WORK REQUIRED → Take each line that has the word "footer" and return it.

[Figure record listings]
----------
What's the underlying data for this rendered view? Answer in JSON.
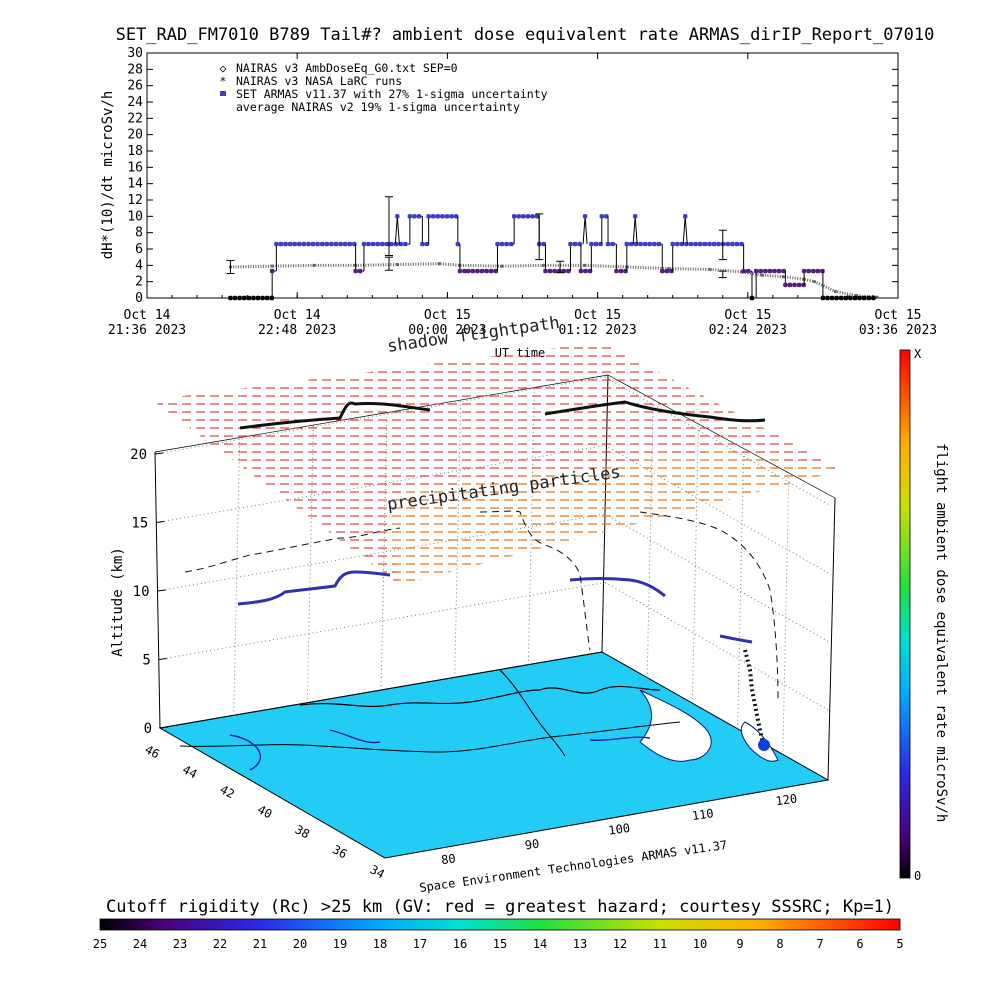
{
  "title": "SET_RAD_FM7010  B789 Tail#? ambient dose equivalent rate ARMAS_dirIP_Report_07010",
  "colors": {
    "armas": "#3c3ccf",
    "armas_low": "#5a1a86",
    "nairas": "#666666",
    "grid_red": "#d23a2a",
    "ocean": "#22ccf4",
    "land": "#ffffff"
  },
  "chart_data": [
    {
      "type": "scatter",
      "ylabel": "dH*(10)/dt microSv/h",
      "xlabel": "UT time",
      "ylim": [
        0,
        30
      ],
      "yticks": [
        0,
        2,
        4,
        6,
        8,
        10,
        12,
        14,
        16,
        18,
        20,
        22,
        24,
        26,
        28,
        30
      ],
      "x_range_min": [
        0,
        360
      ],
      "xticks": [
        {
          "line1": "Oct 14",
          "line2": "21:36 2023",
          "t": 0
        },
        {
          "line1": "Oct 14",
          "line2": "22:48 2023",
          "t": 72
        },
        {
          "line1": "Oct 15",
          "line2": "00:00 2023",
          "t": 144
        },
        {
          "line1": "Oct 15",
          "line2": "01:12 2023",
          "t": 216
        },
        {
          "line1": "Oct 15",
          "line2": "02:24 2023",
          "t": 288
        },
        {
          "line1": "Oct 15",
          "line2": "03:36 2023",
          "t": 360
        }
      ],
      "legend": [
        {
          "marker": "◇",
          "label": "NAIRAS v3 AmbDoseEq_G0.txt SEP=0"
        },
        {
          "marker": "*",
          "label": "NAIRAS v3 NASA LaRC runs"
        },
        {
          "marker": "■",
          "label": "SET ARMAS v11.37 with 27% 1-sigma uncertainty"
        },
        {
          "marker": "",
          "label": "average NAIRAS v2 19% 1-sigma uncertainty"
        }
      ],
      "armas_segments": [
        {
          "t0": 40,
          "t1": 60,
          "v": 0
        },
        {
          "t0": 60,
          "t1": 62,
          "v": 3.3
        },
        {
          "t0": 62,
          "t1": 100,
          "v": 6.6
        },
        {
          "t0": 100,
          "t1": 104,
          "v": 3.3
        },
        {
          "t0": 104,
          "t1": 126,
          "v": 6.6
        },
        {
          "t0": 126,
          "t1": 132,
          "v": 10
        },
        {
          "t0": 132,
          "t1": 135,
          "v": 6.6
        },
        {
          "t0": 135,
          "t1": 149,
          "v": 10
        },
        {
          "t0": 149,
          "t1": 150,
          "v": 6.6
        },
        {
          "t0": 150,
          "t1": 154,
          "v": 3.3
        },
        {
          "t0": 154,
          "t1": 168,
          "v": 3.3
        },
        {
          "t0": 168,
          "t1": 176,
          "v": 6.6
        },
        {
          "t0": 176,
          "t1": 188,
          "v": 10
        },
        {
          "t0": 188,
          "t1": 191,
          "v": 6.6
        },
        {
          "t0": 191,
          "t1": 203,
          "v": 3.3
        },
        {
          "t0": 203,
          "t1": 208,
          "v": 6.6
        },
        {
          "t0": 208,
          "t1": 213,
          "v": 3.3
        },
        {
          "t0": 213,
          "t1": 218,
          "v": 6.6
        },
        {
          "t0": 218,
          "t1": 221,
          "v": 10
        },
        {
          "t0": 221,
          "t1": 225,
          "v": 6.6
        },
        {
          "t0": 225,
          "t1": 230,
          "v": 3.3
        },
        {
          "t0": 230,
          "t1": 247,
          "v": 6.6
        },
        {
          "t0": 247,
          "t1": 252,
          "v": 3.3
        },
        {
          "t0": 252,
          "t1": 286,
          "v": 6.6
        },
        {
          "t0": 286,
          "t1": 290,
          "v": 3.3
        },
        {
          "t0": 290,
          "t1": 292,
          "v": 0
        },
        {
          "t0": 292,
          "t1": 306,
          "v": 3.3
        },
        {
          "t0": 306,
          "t1": 315,
          "v": 1.6
        },
        {
          "t0": 315,
          "t1": 324,
          "v": 3.3
        },
        {
          "t0": 324,
          "t1": 350,
          "v": 0
        }
      ],
      "armas_spikes": [
        {
          "t": 120,
          "v": 10
        },
        {
          "t": 210,
          "v": 10
        },
        {
          "t": 234,
          "v": 10
        },
        {
          "t": 258,
          "v": 10
        }
      ],
      "nairas_points": [
        [
          40,
          3.8
        ],
        [
          60,
          3.9
        ],
        [
          80,
          4.0
        ],
        [
          100,
          4.0
        ],
        [
          120,
          4.1
        ],
        [
          140,
          4.2
        ],
        [
          150,
          4.0
        ],
        [
          170,
          3.9
        ],
        [
          190,
          4.0
        ],
        [
          210,
          4.0
        ],
        [
          230,
          3.8
        ],
        [
          250,
          3.6
        ],
        [
          270,
          3.5
        ],
        [
          285,
          3.2
        ],
        [
          295,
          2.8
        ],
        [
          305,
          2.6
        ],
        [
          315,
          2.3
        ],
        [
          320,
          2.0
        ],
        [
          330,
          0.8
        ],
        [
          340,
          0.3
        ],
        [
          350,
          0.1
        ]
      ],
      "error_bars": [
        {
          "t": 40,
          "v": 3.8,
          "e": 0.8
        },
        {
          "t": 116,
          "v": 8.8,
          "e": 3.6
        },
        {
          "t": 116,
          "v": 4.2,
          "e": 0.8
        },
        {
          "t": 188,
          "v": 7.5,
          "e": 2.8
        },
        {
          "t": 198,
          "v": 3.8,
          "e": 0.7
        },
        {
          "t": 276,
          "v": 6.5,
          "e": 1.8
        },
        {
          "t": 276,
          "v": 2.9,
          "e": 0.4
        }
      ]
    },
    {
      "type": "3d-surface",
      "zlabel": "Altitude (km)",
      "ztick_labels": [
        "0",
        "5",
        "10",
        "15",
        "20"
      ],
      "lat_tick_labels": [
        "46",
        "44",
        "42",
        "40",
        "38",
        "36",
        "34"
      ],
      "lon_tick_labels": [
        "80",
        "90",
        "100",
        "110",
        "120"
      ],
      "annotations": {
        "shadow": "shadow flightpath",
        "precip": "precipitating particles",
        "footer": "Space Environment Technologies ARMAS v11.37"
      },
      "colorbar": {
        "label": "flight ambient dose equivalent rate microSv/h",
        "top": "X",
        "bottom": "0"
      }
    },
    {
      "type": "heatmap-legend",
      "title": "Cutoff rigidity (Rc) >25 km (GV: red = greatest hazard; courtesy SSSRC; Kp=1)",
      "ticks": [
        "25",
        "24",
        "23",
        "22",
        "21",
        "20",
        "19",
        "18",
        "17",
        "16",
        "15",
        "14",
        "13",
        "12",
        "11",
        "10",
        "9",
        "8",
        "7",
        "6",
        "5"
      ]
    }
  ]
}
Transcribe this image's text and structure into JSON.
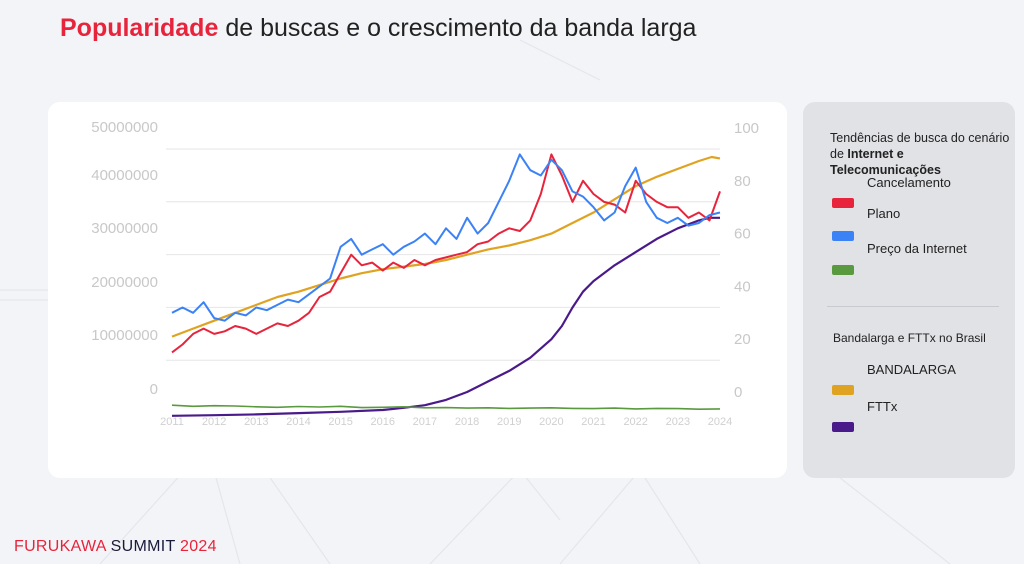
{
  "header": {
    "title_highlight": "Popularidade",
    "title_rest": " de buscas e o crescimento da banda larga"
  },
  "footer": {
    "brand": "FURUKAWA ",
    "event": "SUMMIT ",
    "year": "2024"
  },
  "legend": {
    "heading_prefix": "Tendências de busca do cenário de ",
    "heading_bold": "Internet e Telecomunicações",
    "search_items": [
      {
        "label": "Cancelamento",
        "color": "#e8243c"
      },
      {
        "label": "Plano",
        "color": "#3b82f6"
      },
      {
        "label": "Preço da Internet",
        "color": "#5a9a3f"
      }
    ],
    "broadband_heading": "Bandalarga e FTTx no Brasil",
    "broadband_items": [
      {
        "label": "BANDALARGA",
        "color": "#e0a321"
      },
      {
        "label": "FTTx",
        "color": "#4a1a8a"
      }
    ]
  },
  "chart_data": {
    "type": "line",
    "x_tick_labels": [
      "2011",
      "2012",
      "2013",
      "2014",
      "2015",
      "2016",
      "2017",
      "2018",
      "2019",
      "2020",
      "2021",
      "2022",
      "2023",
      "2024"
    ],
    "x_range": [
      2011,
      2024
    ],
    "y_left": {
      "ticks": [
        "50000000",
        "40000000",
        "30000000",
        "20000000",
        "10000000",
        "0"
      ],
      "range": [
        0,
        50000000
      ]
    },
    "y_right": {
      "ticks": [
        "100",
        "80",
        "60",
        "40",
        "20",
        "0"
      ],
      "range": [
        0,
        100
      ]
    },
    "series": [
      {
        "name": "Cancelamento",
        "axis": "right",
        "color": "#e8243c",
        "points": [
          [
            2011,
            15
          ],
          [
            2011.25,
            18
          ],
          [
            2011.5,
            22
          ],
          [
            2011.75,
            24
          ],
          [
            2012,
            22
          ],
          [
            2012.25,
            23
          ],
          [
            2012.5,
            25
          ],
          [
            2012.75,
            24
          ],
          [
            2013,
            22
          ],
          [
            2013.25,
            24
          ],
          [
            2013.5,
            26
          ],
          [
            2013.75,
            25
          ],
          [
            2014,
            27
          ],
          [
            2014.25,
            30
          ],
          [
            2014.5,
            36
          ],
          [
            2014.75,
            38
          ],
          [
            2015,
            45
          ],
          [
            2015.25,
            52
          ],
          [
            2015.5,
            48
          ],
          [
            2015.75,
            49
          ],
          [
            2016,
            46
          ],
          [
            2016.25,
            49
          ],
          [
            2016.5,
            47
          ],
          [
            2016.75,
            50
          ],
          [
            2017,
            48
          ],
          [
            2017.25,
            50
          ],
          [
            2017.5,
            51
          ],
          [
            2017.75,
            52
          ],
          [
            2018,
            53
          ],
          [
            2018.25,
            56
          ],
          [
            2018.5,
            57
          ],
          [
            2018.75,
            60
          ],
          [
            2019,
            62
          ],
          [
            2019.25,
            61
          ],
          [
            2019.5,
            65
          ],
          [
            2019.75,
            75
          ],
          [
            2020,
            90
          ],
          [
            2020.25,
            82
          ],
          [
            2020.5,
            72
          ],
          [
            2020.75,
            80
          ],
          [
            2021,
            75
          ],
          [
            2021.25,
            72
          ],
          [
            2021.5,
            71
          ],
          [
            2021.75,
            68
          ],
          [
            2022,
            80
          ],
          [
            2022.25,
            75
          ],
          [
            2022.5,
            72
          ],
          [
            2022.75,
            70
          ],
          [
            2023,
            70
          ],
          [
            2023.25,
            66
          ],
          [
            2023.5,
            68
          ],
          [
            2023.75,
            65
          ],
          [
            2024,
            76
          ]
        ]
      },
      {
        "name": "Plano",
        "axis": "right",
        "color": "#3b82f6",
        "points": [
          [
            2011,
            30
          ],
          [
            2011.25,
            32
          ],
          [
            2011.5,
            30
          ],
          [
            2011.75,
            34
          ],
          [
            2012,
            28
          ],
          [
            2012.25,
            27
          ],
          [
            2012.5,
            30
          ],
          [
            2012.75,
            29
          ],
          [
            2013,
            32
          ],
          [
            2013.25,
            31
          ],
          [
            2013.5,
            33
          ],
          [
            2013.75,
            35
          ],
          [
            2014,
            34
          ],
          [
            2014.25,
            37
          ],
          [
            2014.5,
            40
          ],
          [
            2014.75,
            43
          ],
          [
            2015,
            55
          ],
          [
            2015.25,
            58
          ],
          [
            2015.5,
            52
          ],
          [
            2015.75,
            54
          ],
          [
            2016,
            56
          ],
          [
            2016.25,
            52
          ],
          [
            2016.5,
            55
          ],
          [
            2016.75,
            57
          ],
          [
            2017,
            60
          ],
          [
            2017.25,
            56
          ],
          [
            2017.5,
            62
          ],
          [
            2017.75,
            58
          ],
          [
            2018,
            66
          ],
          [
            2018.25,
            60
          ],
          [
            2018.5,
            64
          ],
          [
            2018.75,
            72
          ],
          [
            2019,
            80
          ],
          [
            2019.25,
            90
          ],
          [
            2019.5,
            84
          ],
          [
            2019.75,
            82
          ],
          [
            2020,
            88
          ],
          [
            2020.25,
            84
          ],
          [
            2020.5,
            76
          ],
          [
            2020.75,
            74
          ],
          [
            2021,
            70
          ],
          [
            2021.25,
            65
          ],
          [
            2021.5,
            68
          ],
          [
            2021.75,
            78
          ],
          [
            2022,
            85
          ],
          [
            2022.25,
            72
          ],
          [
            2022.5,
            66
          ],
          [
            2022.75,
            64
          ],
          [
            2023,
            66
          ],
          [
            2023.25,
            63
          ],
          [
            2023.5,
            64
          ],
          [
            2023.75,
            67
          ],
          [
            2024,
            68
          ]
        ]
      },
      {
        "name": "Preço da Internet",
        "axis": "right",
        "color": "#5a9a3f",
        "points": [
          [
            2011,
            -5
          ],
          [
            2011.5,
            -5.4
          ],
          [
            2012,
            -5.2
          ],
          [
            2012.5,
            -5.3
          ],
          [
            2013,
            -5.6
          ],
          [
            2013.5,
            -5.8
          ],
          [
            2014,
            -5.5
          ],
          [
            2014.5,
            -5.7
          ],
          [
            2015,
            -5.4
          ],
          [
            2015.5,
            -5.9
          ],
          [
            2016,
            -5.8
          ],
          [
            2016.5,
            -5.6
          ],
          [
            2017,
            -6
          ],
          [
            2017.5,
            -5.9
          ],
          [
            2018,
            -6.1
          ],
          [
            2018.5,
            -6
          ],
          [
            2019,
            -6.2
          ],
          [
            2019.5,
            -6.1
          ],
          [
            2020,
            -6
          ],
          [
            2020.5,
            -6.2
          ],
          [
            2021,
            -6.3
          ],
          [
            2021.5,
            -6.1
          ],
          [
            2022,
            -6.4
          ],
          [
            2022.5,
            -6.2
          ],
          [
            2023,
            -6.3
          ],
          [
            2023.5,
            -6.5
          ],
          [
            2024,
            -6.4
          ]
        ]
      },
      {
        "name": "BANDALARGA",
        "axis": "right",
        "color": "#e0a321",
        "points": [
          [
            2011,
            21
          ],
          [
            2011.5,
            24
          ],
          [
            2012,
            27
          ],
          [
            2012.5,
            30
          ],
          [
            2013,
            33
          ],
          [
            2013.5,
            36
          ],
          [
            2014,
            38
          ],
          [
            2014.5,
            40.5
          ],
          [
            2015,
            43
          ],
          [
            2015.5,
            45
          ],
          [
            2016,
            46.5
          ],
          [
            2016.5,
            47.5
          ],
          [
            2017,
            48.5
          ],
          [
            2017.5,
            50
          ],
          [
            2018,
            52
          ],
          [
            2018.5,
            54
          ],
          [
            2019,
            55.5
          ],
          [
            2019.5,
            57.5
          ],
          [
            2020,
            60
          ],
          [
            2020.5,
            64
          ],
          [
            2021,
            68
          ],
          [
            2021.5,
            73
          ],
          [
            2022,
            78
          ],
          [
            2022.5,
            81.5
          ],
          [
            2023,
            84.5
          ],
          [
            2023.5,
            87.5
          ],
          [
            2023.8,
            89
          ],
          [
            2024,
            88.5
          ]
        ]
      },
      {
        "name": "FTTx",
        "axis": "right",
        "color": "#4a1a8a",
        "points": [
          [
            2011,
            -9
          ],
          [
            2012,
            -8.8
          ],
          [
            2013,
            -8.5
          ],
          [
            2014,
            -8
          ],
          [
            2015,
            -7.5
          ],
          [
            2016,
            -6.8
          ],
          [
            2016.5,
            -6
          ],
          [
            2017,
            -5
          ],
          [
            2017.5,
            -3
          ],
          [
            2018,
            0
          ],
          [
            2018.5,
            4
          ],
          [
            2019,
            8
          ],
          [
            2019.5,
            13
          ],
          [
            2020,
            20
          ],
          [
            2020.25,
            25
          ],
          [
            2020.5,
            32
          ],
          [
            2020.75,
            38
          ],
          [
            2021,
            42
          ],
          [
            2021.5,
            48
          ],
          [
            2022,
            53
          ],
          [
            2022.5,
            58
          ],
          [
            2023,
            62
          ],
          [
            2023.5,
            65
          ],
          [
            2023.75,
            66
          ],
          [
            2024,
            66
          ]
        ]
      }
    ]
  }
}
----------
THE RESULT →
        "footer": "Space Environment Technologies ARMAS v11.37"
  "footer": {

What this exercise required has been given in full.